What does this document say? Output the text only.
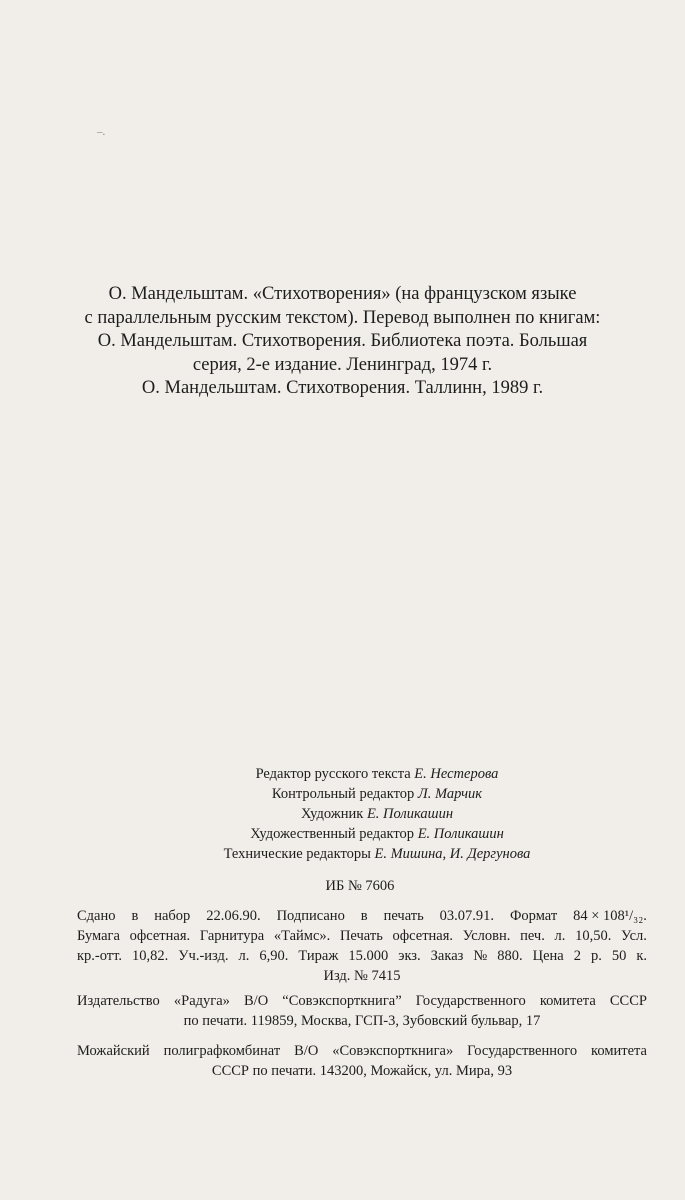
–.
О. Мандельштам. «Стихотворения» (на французском языке
с параллельным русским текстом). Перевод выполнен по книгам:
О. Мандельштам. Стихотворения. Библиотека поэта. Большая
серия, 2-е издание. Ленинград, 1974 г.
О. Мандельштам. Стихотворения. Таллинн, 1989 г.
Редактор русского текста Е. Нестерова
Контрольный редактор Л. Марчик
Художник Е. Поликашин
Художественный редактор Е. Поликашин
Технические редакторы Е. Мишина, И. Дергунова
ИБ № 7606
Сдано в набор 22.06.90. Подписано в печать 03.07.91. Формат 84 × 108¹/₃₂.
Бумага офсетная. Гарнитура «Таймс». Печать офсетная. Условн. печ. л. 10,50. Усл.
кр.-отт. 10,82. Уч.-изд. л. 6,90. Тираж 15.000 экз. Заказ № 880. Цена 2 р. 50 к.
Изд. № 7415
Издательство «Радуга» В/О “Совэкспорткнига” Государственного комитета СССР
по печати. 119859, Москва, ГСП-3, Зубовский бульвар, 17
Можайский полиграфкомбинат В/О «Совэкспорткнига» Государственного комитета
СССР по печати. 143200, Можайск, ул. Мира, 93
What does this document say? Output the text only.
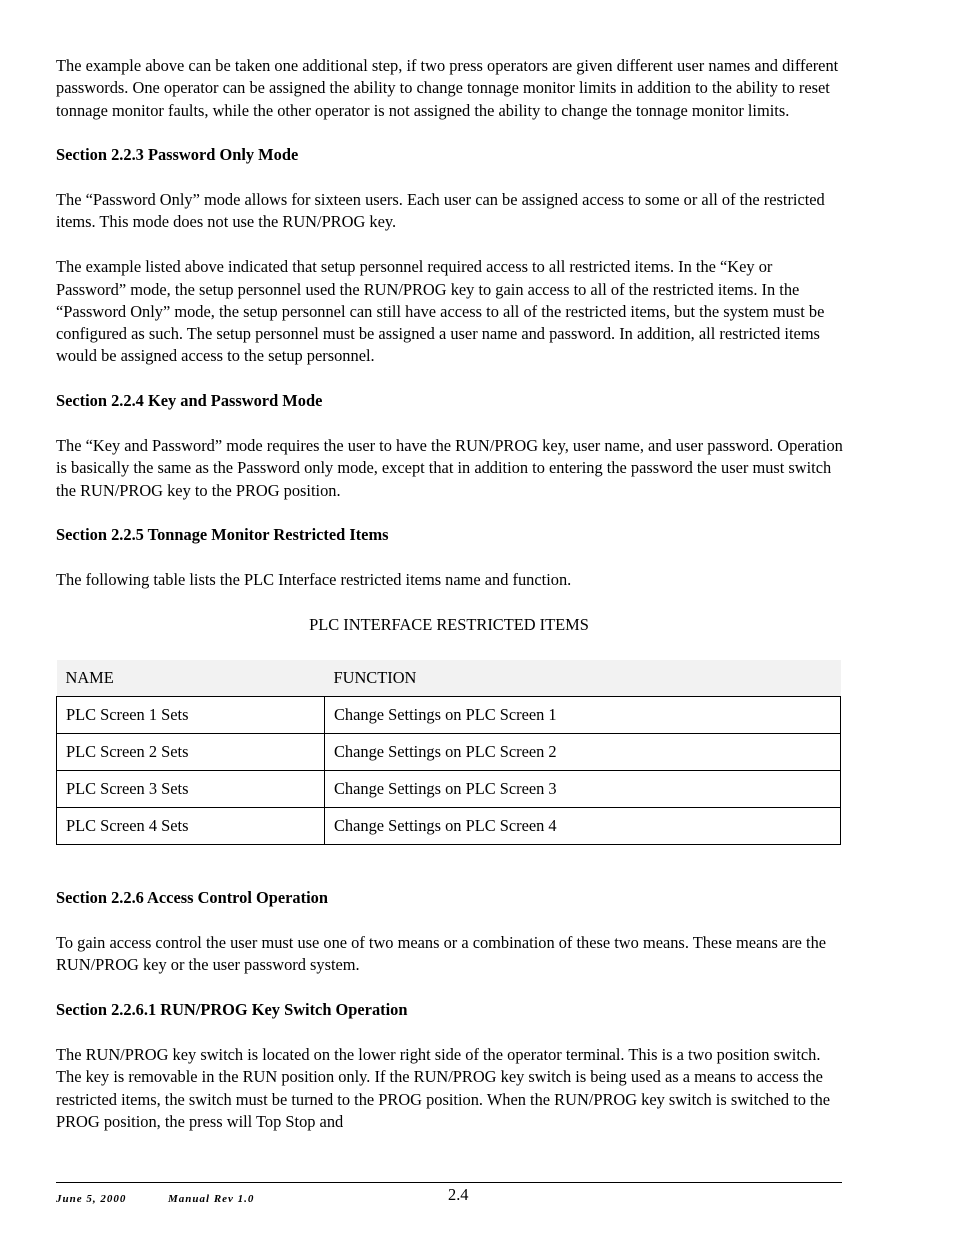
The example above can be taken one additional step, if two press operators are given different user names and different passwords. One operator can be assigned the ability to change tonnage monitor limits in addition to the ability to reset tonnage monitor faults, while the other operator is not assigned the ability to change the tonnage monitor limits.

Section 2.2.3 Password Only Mode

The “Password Only” mode allows for sixteen users. Each user can be assigned access to some or all of the restricted items. This mode does not use the RUN/PROG key.

The example listed above indicated that setup personnel required access to all restricted items. In the “Key or Password” mode, the setup personnel used the RUN/PROG key to gain access to all of the restricted items. In the “Password Only” mode, the setup personnel can still have access to all of the restricted items, but the system must be configured as such. The setup personnel must be assigned a user name and password. In addition, all restricted items would be assigned access to the setup personnel.

Section 2.2.4 Key and Password Mode

The “Key and Password” mode requires the user to have the RUN/PROG key, user name, and user password. Operation is basically the same as the Password only mode, except that in addition to entering the password the user must switch the RUN/PROG key to the PROG position.

Section 2.2.5 Tonnage Monitor Restricted Items

The following table lists the PLC Interface restricted items name and function.

PLC INTERFACE RESTRICTED ITEMS

NAME	FUNCTION
PLC Screen 1 Sets	Change Settings on PLC Screen 1
PLC Screen 2 Sets	Change Settings on PLC Screen 2
PLC Screen 3 Sets	Change Settings on PLC Screen 3
PLC Screen 4 Sets	Change Settings on PLC Screen 4

Section 2.2.6 Access Control Operation

To gain access control the user must use one of two means or a combination of these two means. These means are the RUN/PROG key or the user password system.

Section 2.2.6.1 RUN/PROG Key Switch Operation

The RUN/PROG key switch is located on the lower right side of the operator terminal. This is a two position switch. The key is removable in the RUN position only. If the RUN/PROG key switch is being used as a means to access the restricted items, the switch must be turned to the PROG position. When the RUN/PROG key switch is switched to the PROG position, the press will Top Stop and

June 5, 2000	Manual Rev 1.0	2.4
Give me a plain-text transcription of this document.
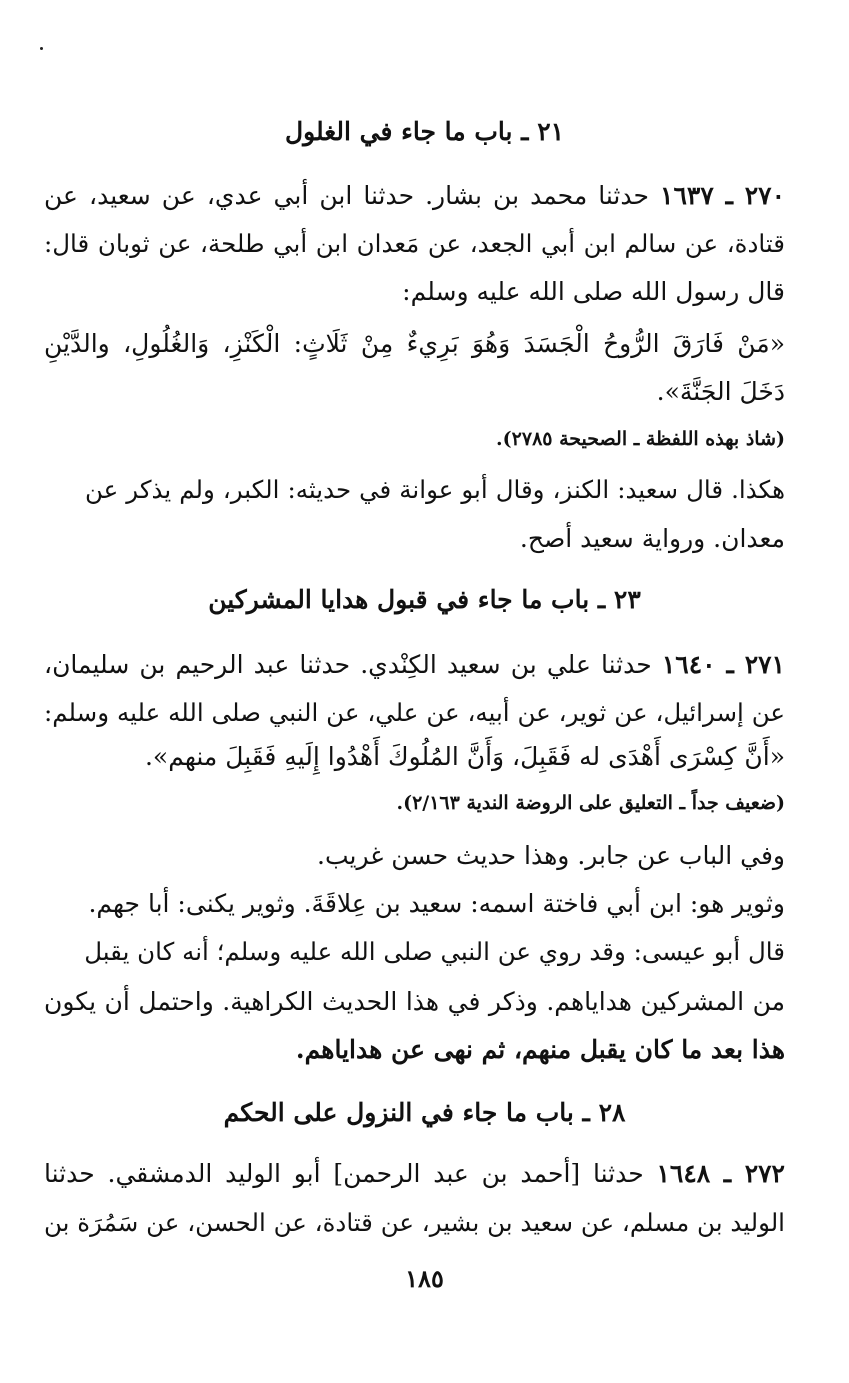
٢١ ـ باب ما جاء في الغلول
٢٧٠ ـ ١٦٣٧ حدثنا محمد بن بشار. حدثنا ابن أبي عدي، عن سعيد، عن
قتادة، عن سالم ابن أبي الجعد، عن مَعدان ابن أبي طلحة، عن ثوبان قال:
قال رسول الله صلى الله عليه وسلم:
«مَنْ فَارَقَ الرُّوحُ الْجَسَدَ وَهُوَ بَرِيءٌ مِنْ ثَلَاثٍ: الْكَنْزِ، وَالغُلُولِ، والدَّيْنِ
دَخَلَ الجَنَّةَ».
(شاذ بهذه اللفظة ـ الصحيحة ٢٧٨٥).
هكذا. قال سعيد: الكنز، وقال أبو عوانة في حديثه: الكبر، ولم يذكر عن
معدان. ورواية سعيد أصح.
٢٣ ـ باب ما جاء في قبول هدايا المشركين
٢٧١ ـ ١٦٤٠ حدثنا علي بن سعيد الكِنْدي. حدثنا عبد الرحيم بن سليمان،
عن إسرائيل، عن ثوير، عن أبيه، عن علي، عن النبي صلى الله عليه وسلم:
«أَنَّ كِسْرَى أَهْدَى له فَقَبِلَ، وَأَنَّ المُلُوكَ أَهْدُوا إِلَيهِ فَقَبِلَ منهم».
(ضعيف جداً ـ التعليق على الروضة الندية ٢/١٦٣).
وفي الباب عن جابر. وهذا حديث حسن غريب.
وثوير هو: ابن أبي فاختة اسمه: سعيد بن عِلاقَةَ. وثوير يكنى: أبا جهم.
قال أبو عيسى: وقد روي عن النبي صلى الله عليه وسلم؛ أنه كان يقبل
من المشركين هداياهم. وذكر في هذا الحديث الكراهية. واحتمل أن يكون
هذا بعد ما كان يقبل منهم، ثم نهى عن هداياهم.
٢٨ ـ باب ما جاء في النزول على الحكم
٢٧٢ ـ ١٦٤٨ حدثنا [أحمد بن عبد الرحمن] أبو الوليد الدمشقي. حدثنا
الوليد بن مسلم، عن سعيد بن بشير، عن قتادة، عن الحسن، عن سَمُرَة بن
١٨٥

━━━━

* **Task brief**
Exactly reproduce the entries above, minus the pictures.

* **Output of the task**
What does this document say? Output the text only.
–.
О. Мандельштам. «Стихотворения» (на французском языке
с параллельным русским текстом). Перевод выполнен по книгам:
О. Мандельштам. Стихотворения. Библиотека поэта. Большая
серия, 2-е издание. Ленинград, 1974 г.
О. Мандельштам. Стихотворения. Таллинн, 1989 г.
Редактор русского текста Е. Нестерова
Контрольный редактор Л. Марчик
Художник Е. Поликашин
Художественный редактор Е. Поликашин
Технические редакторы Е. Мишина, И. Дергунова
ИБ № 7606
Сдано в набор 22.06.90. Подписано в печать 03.07.91. Формат 84 × 108¹/₃₂.
Бумага офсетная. Гарнитура «Таймс». Печать офсетная. Условн. печ. л. 10,50. Усл.
кр.-отт. 10,82. Уч.-изд. л. 6,90. Тираж 15.000 экз. Заказ № 880. Цена 2 р. 50 к.
Изд. № 7415
Издательство «Радуга» В/О “Совэкспорткнига” Государственного комитета СССР
по печати. 119859, Москва, ГСП-3, Зубовский бульвар, 17
Можайский полиграфкомбинат В/О «Совэкспорткнига» Государственного комитета
СССР по печати. 143200, Можайск, ул. Мира, 93
What does this document say? Output the text only.
The example above can be taken one additional step, if two press operators are given different user names and different passwords. One operator can be assigned the ability to change tonnage monitor limits in addition to the ability to reset tonnage monitor faults, while the other operator is not assigned the ability to change the tonnage monitor limits.

Section 2.2.3 Password Only Mode

The “Password Only” mode allows for sixteen users. Each user can be assigned access to some or all of the restricted items. This mode does not use the RUN/PROG key.

The example listed above indicated that setup personnel required access to all restricted items. In the “Key or Password” mode, the setup personnel used the RUN/PROG key to gain access to all of the restricted items. In the “Password Only” mode, the setup personnel can still have access to all of the restricted items, but the system must be configured as such. The setup personnel must be assigned a user name and password. In addition, all restricted items would be assigned access to the setup personnel.

Section 2.2.4 Key and Password Mode

The “Key and Password” mode requires the user to have the RUN/PROG key, user name, and user password. Operation is basically the same as the Password only mode, except that in addition to entering the password the user must switch the RUN/PROG key to the PROG position.

Section 2.2.5 Tonnage Monitor Restricted Items

The following table lists the PLC Interface restricted items name and function.

PLC INTERFACE RESTRICTED ITEMS

NAME	FUNCTION
PLC Screen 1 Sets	Change Settings on PLC Screen 1
PLC Screen 2 Sets	Change Settings on PLC Screen 2
PLC Screen 3 Sets	Change Settings on PLC Screen 3
PLC Screen 4 Sets	Change Settings on PLC Screen 4

Section 2.2.6 Access Control Operation

To gain access control the user must use one of two means or a combination of these two means. These means are the RUN/PROG key or the user password system.

Section 2.2.6.1 RUN/PROG Key Switch Operation

The RUN/PROG key switch is located on the lower right side of the operator terminal. This is a two position switch. The key is removable in the RUN position only. If the RUN/PROG key switch is being used as a means to access the restricted items, the switch must be turned to the PROG position. When the RUN/PROG key switch is switched to the PROG position, the press will Top Stop and

June 5, 2000	Manual Rev 1.0	2.4
Give me a plain-text transcription of this document.
٢١ ـ باب ما جاء في الغلول
٢٧٠ ـ ١٦٣٧ حدثنا محمد بن بشار. حدثنا ابن أبي عدي، عن سعيد، عن
قتادة، عن سالم ابن أبي الجعد، عن مَعدان ابن أبي طلحة، عن ثوبان قال:
قال رسول الله صلى الله عليه وسلم:
«مَنْ فَارَقَ الرُّوحُ الْجَسَدَ وَهُوَ بَرِيءٌ مِنْ ثَلَاثٍ: الْكَنْزِ، وَالغُلُولِ، والدَّيْنِ
دَخَلَ الجَنَّةَ».
(شاذ بهذه اللفظة ـ الصحيحة ٢٧٨٥).
هكذا. قال سعيد: الكنز، وقال أبو عوانة في حديثه: الكبر، ولم يذكر عن
معدان. ورواية سعيد أصح.
٢٣ ـ باب ما جاء في قبول هدايا المشركين
٢٧١ ـ ١٦٤٠ حدثنا علي بن سعيد الكِنْدي. حدثنا عبد الرحيم بن سليمان،
عن إسرائيل، عن ثوير، عن أبيه، عن علي، عن النبي صلى الله عليه وسلم:
«أَنَّ كِسْرَى أَهْدَى له فَقَبِلَ، وَأَنَّ المُلُوكَ أَهْدُوا إِلَيهِ فَقَبِلَ منهم».
(ضعيف جداً ـ التعليق على الروضة الندية ٢/١٦٣).
وفي الباب عن جابر. وهذا حديث حسن غريب.
وثوير هو: ابن أبي فاختة اسمه: سعيد بن عِلاقَةَ. وثوير يكنى: أبا جهم.
قال أبو عيسى: وقد روي عن النبي صلى الله عليه وسلم؛ أنه كان يقبل
من المشركين هداياهم. وذكر في هذا الحديث الكراهية. واحتمل أن يكون
هذا بعد ما كان يقبل منهم، ثم نهى عن هداياهم.
٢٨ ـ باب ما جاء في النزول على الحكم
٢٧٢ ـ ١٦٤٨ حدثنا [أحمد بن عبد الرحمن] أبو الوليد الدمشقي. حدثنا
الوليد بن مسلم، عن سعيد بن بشير، عن قتادة، عن الحسن، عن سَمُرَة بن
١٨٥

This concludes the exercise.